## Stated problem:
Select all lines in the records that include "efforts".

## Provided entries:
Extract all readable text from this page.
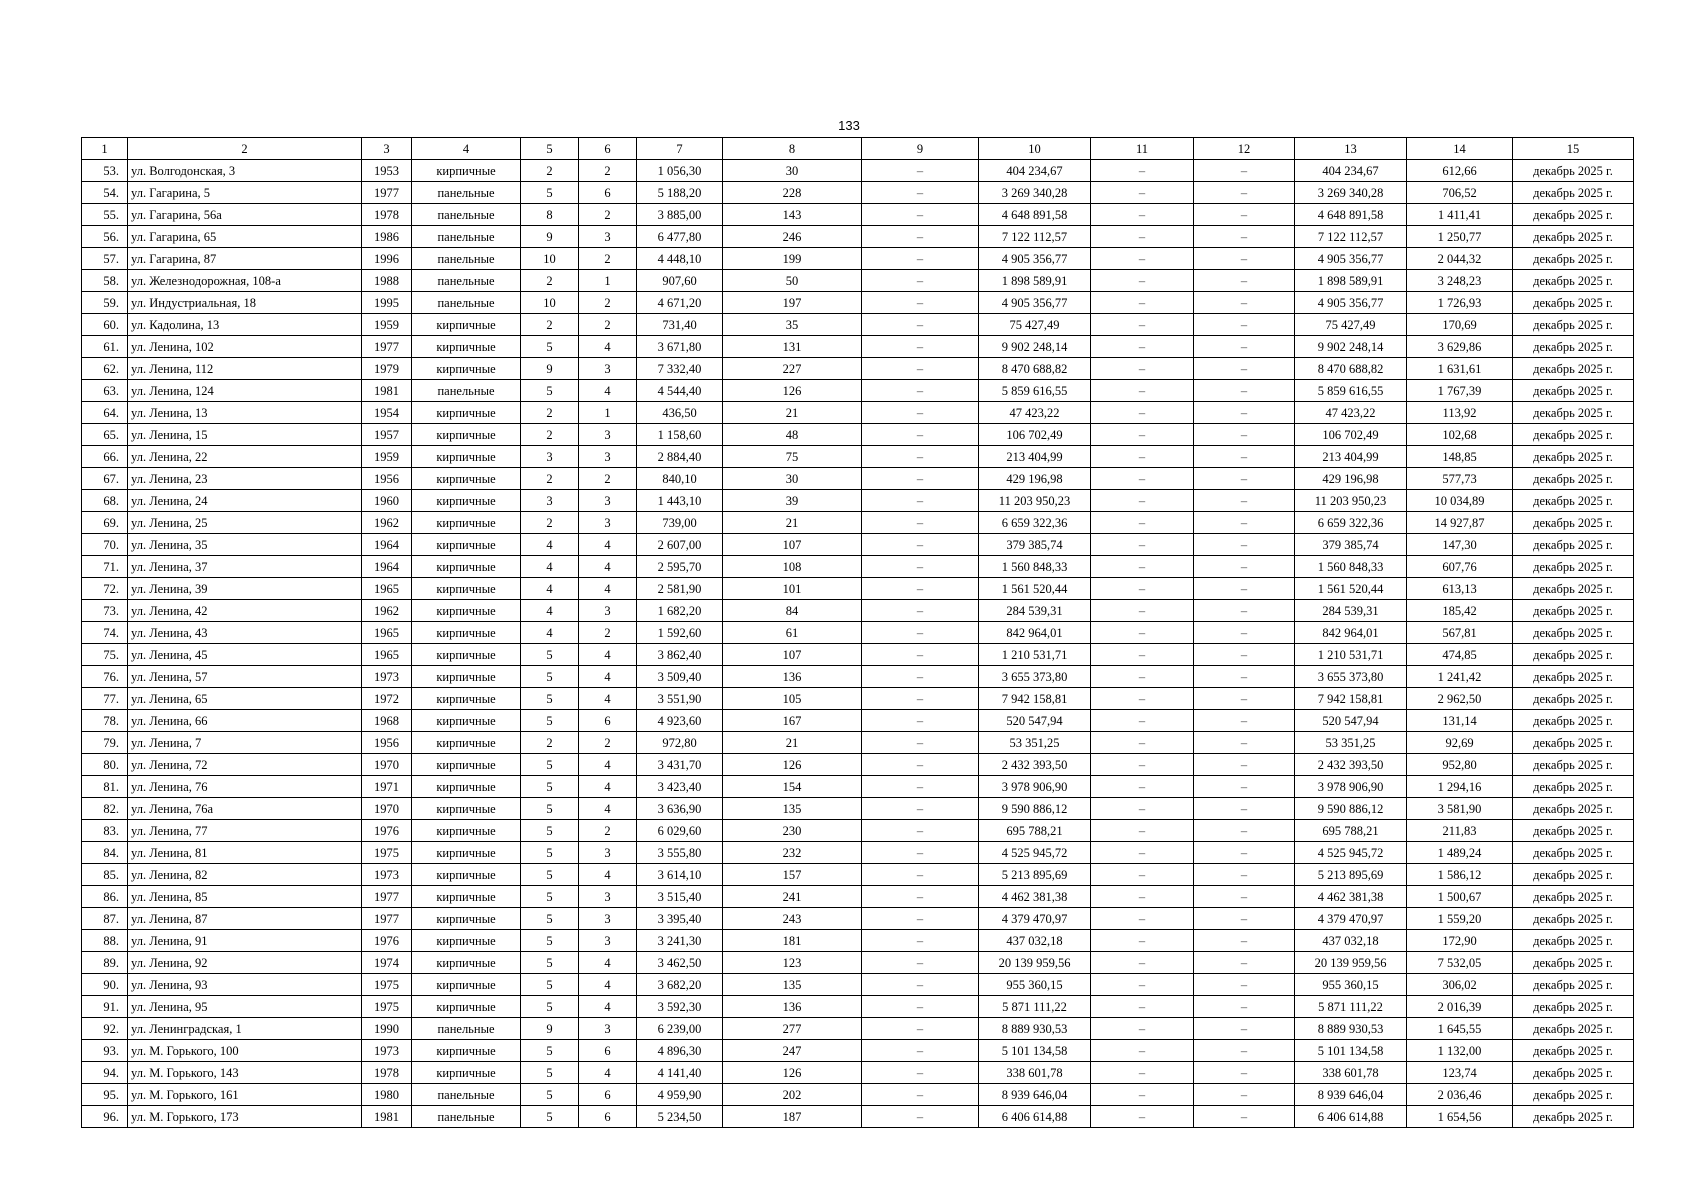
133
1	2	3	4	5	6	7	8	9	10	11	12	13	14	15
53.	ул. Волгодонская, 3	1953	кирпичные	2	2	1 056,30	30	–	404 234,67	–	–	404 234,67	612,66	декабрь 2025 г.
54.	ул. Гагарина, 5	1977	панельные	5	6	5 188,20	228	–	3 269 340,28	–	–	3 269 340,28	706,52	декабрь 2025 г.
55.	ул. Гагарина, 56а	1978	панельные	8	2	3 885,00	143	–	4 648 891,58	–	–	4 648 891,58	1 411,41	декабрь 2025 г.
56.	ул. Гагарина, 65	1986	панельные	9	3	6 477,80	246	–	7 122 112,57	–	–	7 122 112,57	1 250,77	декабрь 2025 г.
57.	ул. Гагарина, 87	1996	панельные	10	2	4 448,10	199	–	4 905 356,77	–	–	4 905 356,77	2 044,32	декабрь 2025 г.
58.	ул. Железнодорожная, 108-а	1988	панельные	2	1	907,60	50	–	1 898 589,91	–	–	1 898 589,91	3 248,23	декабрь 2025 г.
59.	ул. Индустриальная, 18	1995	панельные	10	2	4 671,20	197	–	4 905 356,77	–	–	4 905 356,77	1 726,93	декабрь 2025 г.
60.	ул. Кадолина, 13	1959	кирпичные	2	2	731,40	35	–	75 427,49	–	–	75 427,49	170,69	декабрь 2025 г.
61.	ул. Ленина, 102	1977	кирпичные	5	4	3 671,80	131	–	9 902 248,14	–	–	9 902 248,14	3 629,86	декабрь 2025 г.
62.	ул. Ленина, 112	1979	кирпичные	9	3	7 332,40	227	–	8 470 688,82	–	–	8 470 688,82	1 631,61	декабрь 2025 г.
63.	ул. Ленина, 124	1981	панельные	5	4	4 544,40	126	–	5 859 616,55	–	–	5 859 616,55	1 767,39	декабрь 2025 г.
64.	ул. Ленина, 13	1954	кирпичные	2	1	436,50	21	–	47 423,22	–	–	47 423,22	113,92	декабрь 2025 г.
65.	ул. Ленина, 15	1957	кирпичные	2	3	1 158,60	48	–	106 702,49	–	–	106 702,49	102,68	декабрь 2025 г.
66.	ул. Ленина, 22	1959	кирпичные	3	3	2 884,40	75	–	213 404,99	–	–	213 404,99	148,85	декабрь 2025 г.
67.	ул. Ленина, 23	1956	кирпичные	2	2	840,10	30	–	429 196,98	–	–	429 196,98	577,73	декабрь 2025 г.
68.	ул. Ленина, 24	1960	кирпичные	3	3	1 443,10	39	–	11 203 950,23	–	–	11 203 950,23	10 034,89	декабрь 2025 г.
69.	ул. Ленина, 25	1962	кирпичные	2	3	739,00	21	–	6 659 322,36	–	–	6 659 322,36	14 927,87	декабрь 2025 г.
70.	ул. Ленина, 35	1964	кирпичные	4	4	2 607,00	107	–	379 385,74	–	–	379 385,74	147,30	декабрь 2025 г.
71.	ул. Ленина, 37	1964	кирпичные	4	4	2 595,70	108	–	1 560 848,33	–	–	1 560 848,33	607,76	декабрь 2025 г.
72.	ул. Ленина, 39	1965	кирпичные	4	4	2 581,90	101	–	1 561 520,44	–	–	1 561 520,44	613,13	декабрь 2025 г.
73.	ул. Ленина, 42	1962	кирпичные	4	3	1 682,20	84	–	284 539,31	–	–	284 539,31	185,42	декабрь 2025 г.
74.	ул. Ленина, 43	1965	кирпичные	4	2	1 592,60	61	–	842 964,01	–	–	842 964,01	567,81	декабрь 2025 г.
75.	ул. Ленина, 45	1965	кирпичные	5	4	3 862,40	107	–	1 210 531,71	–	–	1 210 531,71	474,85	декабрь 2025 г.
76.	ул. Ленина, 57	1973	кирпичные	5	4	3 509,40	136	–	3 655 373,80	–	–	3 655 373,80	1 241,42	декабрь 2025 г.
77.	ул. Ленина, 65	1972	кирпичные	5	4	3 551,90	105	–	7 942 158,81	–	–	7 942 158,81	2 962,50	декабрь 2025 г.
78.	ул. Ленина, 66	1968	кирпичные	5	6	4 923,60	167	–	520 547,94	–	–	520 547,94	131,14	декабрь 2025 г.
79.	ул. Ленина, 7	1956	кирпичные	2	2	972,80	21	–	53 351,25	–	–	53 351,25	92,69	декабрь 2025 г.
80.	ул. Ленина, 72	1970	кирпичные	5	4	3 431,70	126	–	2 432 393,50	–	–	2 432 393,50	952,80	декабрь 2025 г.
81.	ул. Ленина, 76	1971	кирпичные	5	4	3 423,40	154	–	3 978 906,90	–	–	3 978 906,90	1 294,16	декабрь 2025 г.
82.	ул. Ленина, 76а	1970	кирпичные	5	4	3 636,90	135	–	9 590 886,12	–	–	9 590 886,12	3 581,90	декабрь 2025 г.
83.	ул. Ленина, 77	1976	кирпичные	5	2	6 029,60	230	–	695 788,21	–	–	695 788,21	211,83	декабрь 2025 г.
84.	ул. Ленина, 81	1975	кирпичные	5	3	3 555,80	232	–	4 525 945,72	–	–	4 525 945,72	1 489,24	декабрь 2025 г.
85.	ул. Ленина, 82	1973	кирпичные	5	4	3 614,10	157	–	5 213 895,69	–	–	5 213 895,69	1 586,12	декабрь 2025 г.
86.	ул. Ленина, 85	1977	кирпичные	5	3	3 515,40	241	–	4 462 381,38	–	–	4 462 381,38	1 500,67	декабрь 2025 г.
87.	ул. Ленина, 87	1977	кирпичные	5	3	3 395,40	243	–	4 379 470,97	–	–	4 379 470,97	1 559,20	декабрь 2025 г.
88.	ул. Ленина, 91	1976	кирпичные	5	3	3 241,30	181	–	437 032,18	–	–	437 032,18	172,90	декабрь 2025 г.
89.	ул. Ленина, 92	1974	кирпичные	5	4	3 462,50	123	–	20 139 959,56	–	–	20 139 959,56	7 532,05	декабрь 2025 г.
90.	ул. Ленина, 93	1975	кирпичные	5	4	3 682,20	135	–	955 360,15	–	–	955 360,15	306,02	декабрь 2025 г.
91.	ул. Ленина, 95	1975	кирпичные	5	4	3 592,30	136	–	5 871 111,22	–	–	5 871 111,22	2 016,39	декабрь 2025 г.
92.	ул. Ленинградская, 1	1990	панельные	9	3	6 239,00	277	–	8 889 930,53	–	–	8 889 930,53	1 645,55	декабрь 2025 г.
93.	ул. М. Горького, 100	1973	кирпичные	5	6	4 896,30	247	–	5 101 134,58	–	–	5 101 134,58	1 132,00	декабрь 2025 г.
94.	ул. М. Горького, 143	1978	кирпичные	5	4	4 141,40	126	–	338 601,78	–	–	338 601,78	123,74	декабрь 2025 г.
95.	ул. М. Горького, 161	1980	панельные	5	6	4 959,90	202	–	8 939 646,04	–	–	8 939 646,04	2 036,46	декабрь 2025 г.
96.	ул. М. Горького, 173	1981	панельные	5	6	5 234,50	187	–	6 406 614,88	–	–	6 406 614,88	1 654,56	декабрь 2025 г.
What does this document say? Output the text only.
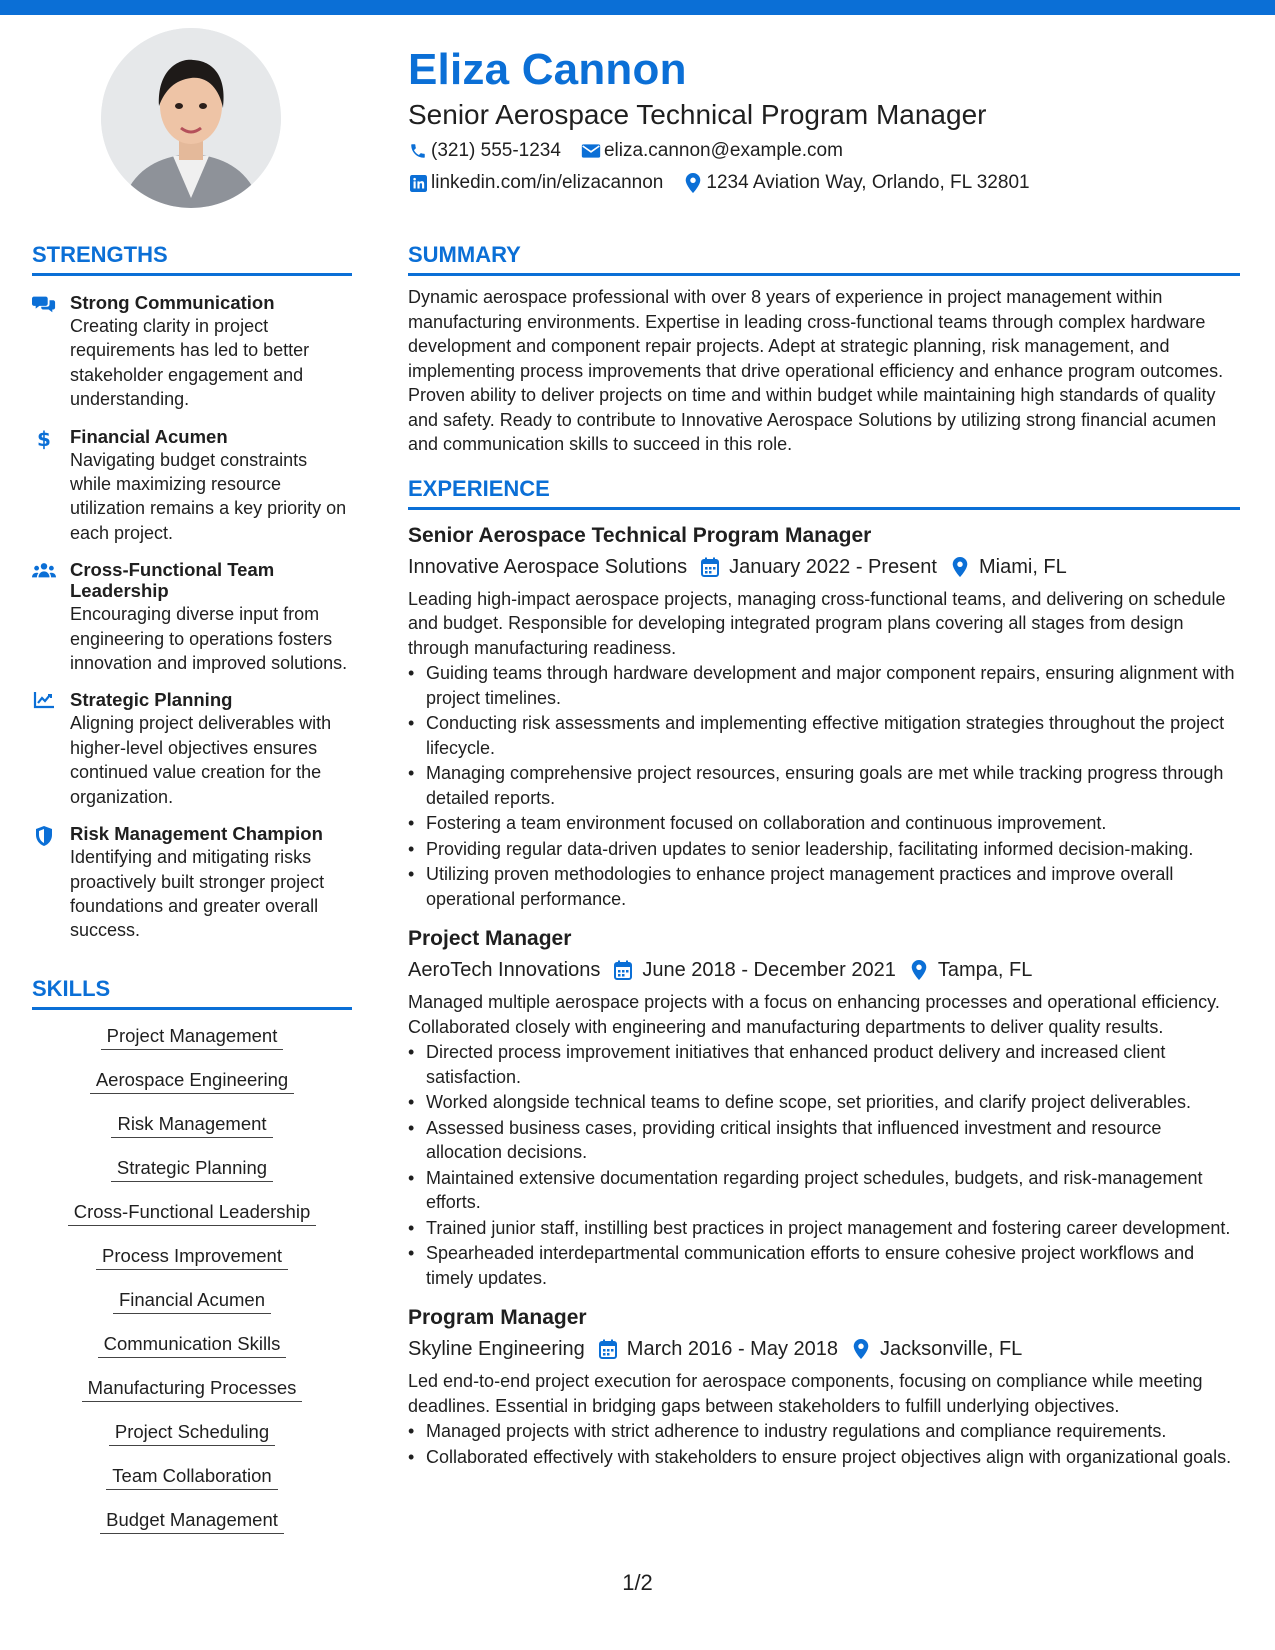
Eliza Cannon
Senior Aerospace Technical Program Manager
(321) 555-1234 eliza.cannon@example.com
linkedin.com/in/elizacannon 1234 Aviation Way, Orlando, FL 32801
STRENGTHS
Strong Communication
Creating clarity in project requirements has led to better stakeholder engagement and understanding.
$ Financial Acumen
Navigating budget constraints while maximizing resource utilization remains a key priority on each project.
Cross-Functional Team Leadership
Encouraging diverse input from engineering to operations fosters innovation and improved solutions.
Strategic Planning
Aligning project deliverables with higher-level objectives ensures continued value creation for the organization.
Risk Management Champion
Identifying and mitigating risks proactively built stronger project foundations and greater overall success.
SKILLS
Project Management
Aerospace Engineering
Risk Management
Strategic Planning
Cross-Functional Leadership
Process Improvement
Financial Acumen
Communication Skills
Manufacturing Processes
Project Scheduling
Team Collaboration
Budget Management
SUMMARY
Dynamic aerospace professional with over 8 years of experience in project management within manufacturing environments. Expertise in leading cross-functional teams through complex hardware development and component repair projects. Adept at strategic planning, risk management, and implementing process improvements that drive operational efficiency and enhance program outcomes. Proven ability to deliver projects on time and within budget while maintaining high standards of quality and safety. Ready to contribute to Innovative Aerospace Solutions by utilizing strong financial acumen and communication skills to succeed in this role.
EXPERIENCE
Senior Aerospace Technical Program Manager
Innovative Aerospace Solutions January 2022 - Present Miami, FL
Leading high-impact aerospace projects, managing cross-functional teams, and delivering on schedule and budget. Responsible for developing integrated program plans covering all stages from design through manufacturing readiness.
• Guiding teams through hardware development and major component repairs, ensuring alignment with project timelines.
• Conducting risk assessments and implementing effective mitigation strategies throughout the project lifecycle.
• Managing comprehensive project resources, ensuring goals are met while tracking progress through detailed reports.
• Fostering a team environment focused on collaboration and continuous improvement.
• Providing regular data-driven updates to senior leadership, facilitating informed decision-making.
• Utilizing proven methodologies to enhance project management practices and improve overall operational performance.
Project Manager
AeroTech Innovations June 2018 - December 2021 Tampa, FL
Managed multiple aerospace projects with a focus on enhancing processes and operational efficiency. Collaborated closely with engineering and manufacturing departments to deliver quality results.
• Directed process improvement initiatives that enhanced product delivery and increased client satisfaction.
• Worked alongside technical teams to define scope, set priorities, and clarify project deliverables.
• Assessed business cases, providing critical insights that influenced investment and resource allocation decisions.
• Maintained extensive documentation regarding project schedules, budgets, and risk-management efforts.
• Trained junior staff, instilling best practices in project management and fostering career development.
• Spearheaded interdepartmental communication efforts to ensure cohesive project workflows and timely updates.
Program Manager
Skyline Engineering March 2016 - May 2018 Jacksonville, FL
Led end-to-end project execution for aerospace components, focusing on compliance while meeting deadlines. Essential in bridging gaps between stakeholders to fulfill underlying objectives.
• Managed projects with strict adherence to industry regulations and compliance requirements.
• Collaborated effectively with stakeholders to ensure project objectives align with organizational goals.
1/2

## Solution for this problem:
• Maintained extensive documentation regarding project schedules, budgets, and risk-management efforts.
• Spearheaded interdepartmental communication efforts to ensure cohesive project workflows and timely updates.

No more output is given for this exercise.